Absolutely not at all! I have many characters that are POC as a Southeast Asian person myself and as long as they aren't racial stereotypes, you'll be fine. I think making diverse characters (and doing plenty of research beforehand) can actually help you learn more about the world and other people.




kemdi said:


> Then there's this thing, idk what to call it, like this mindset...where people keep insisting that AC was totally created to be a 'therapy' game, but wanna completely forget that the GC game and WW exists, and those villagers were totally not therapy, with the way they were talking, lol. Like I get that playing NH makes you feel good, but maybe try not to load a _*corporate gaming company*_ with the duty of caring for your mental health? Please get real help if you need it.


I think this is definitely a strong point you made. It kind of adds on to my theory that even though Nintendo added more inclusive hairstyles, we also have to acknowledge that it also means they can make more profit off of other groups of people. At the end of the day regardless of whether the community decides to gatekeep hairstyles, Nintendo is a business and will try to expand their playerbase if it means making more money off of it. It sounds kind of messed up, but that's pretty much how most businesses tend to be.


----------



## Uffe (Dec 4, 2020)

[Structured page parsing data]
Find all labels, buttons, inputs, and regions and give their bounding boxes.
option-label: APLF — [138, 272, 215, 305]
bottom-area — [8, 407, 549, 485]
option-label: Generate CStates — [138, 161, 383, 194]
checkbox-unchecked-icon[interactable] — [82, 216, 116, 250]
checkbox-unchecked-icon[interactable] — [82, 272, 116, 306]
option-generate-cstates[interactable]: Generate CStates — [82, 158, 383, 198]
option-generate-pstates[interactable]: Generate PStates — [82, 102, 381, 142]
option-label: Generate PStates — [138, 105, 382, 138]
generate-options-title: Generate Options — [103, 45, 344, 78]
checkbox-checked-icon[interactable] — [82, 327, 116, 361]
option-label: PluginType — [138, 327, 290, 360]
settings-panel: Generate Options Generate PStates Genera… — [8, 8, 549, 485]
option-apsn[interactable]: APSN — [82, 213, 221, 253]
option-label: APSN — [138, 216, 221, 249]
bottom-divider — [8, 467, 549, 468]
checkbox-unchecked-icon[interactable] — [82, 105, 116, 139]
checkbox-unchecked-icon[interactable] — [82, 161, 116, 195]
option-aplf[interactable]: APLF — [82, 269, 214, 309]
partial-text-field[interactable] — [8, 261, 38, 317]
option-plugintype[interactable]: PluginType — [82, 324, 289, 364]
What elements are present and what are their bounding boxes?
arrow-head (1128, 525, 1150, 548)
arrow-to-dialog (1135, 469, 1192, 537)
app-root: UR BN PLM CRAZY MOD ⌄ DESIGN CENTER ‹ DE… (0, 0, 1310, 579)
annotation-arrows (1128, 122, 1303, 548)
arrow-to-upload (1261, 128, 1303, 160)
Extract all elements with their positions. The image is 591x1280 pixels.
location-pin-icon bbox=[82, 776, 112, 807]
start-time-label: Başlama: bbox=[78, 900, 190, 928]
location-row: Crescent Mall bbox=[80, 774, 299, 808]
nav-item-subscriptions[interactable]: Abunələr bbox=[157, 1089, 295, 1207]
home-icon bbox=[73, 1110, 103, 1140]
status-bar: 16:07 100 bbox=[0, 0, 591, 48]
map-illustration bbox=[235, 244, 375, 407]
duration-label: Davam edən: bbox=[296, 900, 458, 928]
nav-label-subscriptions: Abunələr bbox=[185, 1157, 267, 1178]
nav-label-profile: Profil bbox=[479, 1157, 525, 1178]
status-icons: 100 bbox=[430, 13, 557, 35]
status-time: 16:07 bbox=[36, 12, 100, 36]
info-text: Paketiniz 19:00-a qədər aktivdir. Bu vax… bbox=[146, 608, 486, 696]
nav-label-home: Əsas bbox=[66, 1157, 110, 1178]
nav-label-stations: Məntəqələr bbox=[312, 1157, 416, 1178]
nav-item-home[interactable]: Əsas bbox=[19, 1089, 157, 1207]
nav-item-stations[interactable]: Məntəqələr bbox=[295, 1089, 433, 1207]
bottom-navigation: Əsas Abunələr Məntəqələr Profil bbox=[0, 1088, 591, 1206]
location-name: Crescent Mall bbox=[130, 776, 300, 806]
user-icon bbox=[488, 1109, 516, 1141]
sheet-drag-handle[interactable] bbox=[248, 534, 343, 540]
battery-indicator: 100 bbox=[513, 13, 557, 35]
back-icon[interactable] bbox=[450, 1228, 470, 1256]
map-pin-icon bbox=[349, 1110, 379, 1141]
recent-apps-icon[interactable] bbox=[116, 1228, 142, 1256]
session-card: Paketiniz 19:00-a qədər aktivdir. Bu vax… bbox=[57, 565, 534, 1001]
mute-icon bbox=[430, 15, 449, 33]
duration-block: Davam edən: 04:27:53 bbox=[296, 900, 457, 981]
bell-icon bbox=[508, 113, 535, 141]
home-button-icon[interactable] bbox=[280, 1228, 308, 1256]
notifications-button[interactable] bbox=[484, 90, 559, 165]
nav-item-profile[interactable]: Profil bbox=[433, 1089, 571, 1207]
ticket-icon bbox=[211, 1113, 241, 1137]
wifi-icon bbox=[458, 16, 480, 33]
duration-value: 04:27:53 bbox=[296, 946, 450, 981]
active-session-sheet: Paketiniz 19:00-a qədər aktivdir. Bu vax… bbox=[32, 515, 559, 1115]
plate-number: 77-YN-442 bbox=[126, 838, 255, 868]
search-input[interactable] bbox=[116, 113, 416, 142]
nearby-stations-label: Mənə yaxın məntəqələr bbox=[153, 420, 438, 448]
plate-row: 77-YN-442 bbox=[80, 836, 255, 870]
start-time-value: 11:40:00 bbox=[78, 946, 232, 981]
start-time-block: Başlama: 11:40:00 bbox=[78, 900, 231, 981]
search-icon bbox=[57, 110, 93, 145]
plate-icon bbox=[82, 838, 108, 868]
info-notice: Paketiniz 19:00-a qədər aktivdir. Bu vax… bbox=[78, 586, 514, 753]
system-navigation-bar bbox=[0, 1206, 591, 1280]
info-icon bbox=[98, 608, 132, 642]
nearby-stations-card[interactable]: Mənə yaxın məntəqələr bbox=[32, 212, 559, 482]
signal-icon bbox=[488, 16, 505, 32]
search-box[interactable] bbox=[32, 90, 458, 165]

REQUIRED ACTION:
Shorten the paragraph from the forum thread that begins "I think this is definitely a strong point" to two or three sentences, keeping its main points.

ANSWER FOR THIS EXERCISE:
This is a strong point, and it adds to my theory that Nintendo's more inclusive hairstyles also let it make more profit off other groups of people. Whether or not the community gatekeeps hairstyles, Nintendo is a business and will try to expand its playerbase to make more money. That sounds messed up, but it's how most businesses tend to be.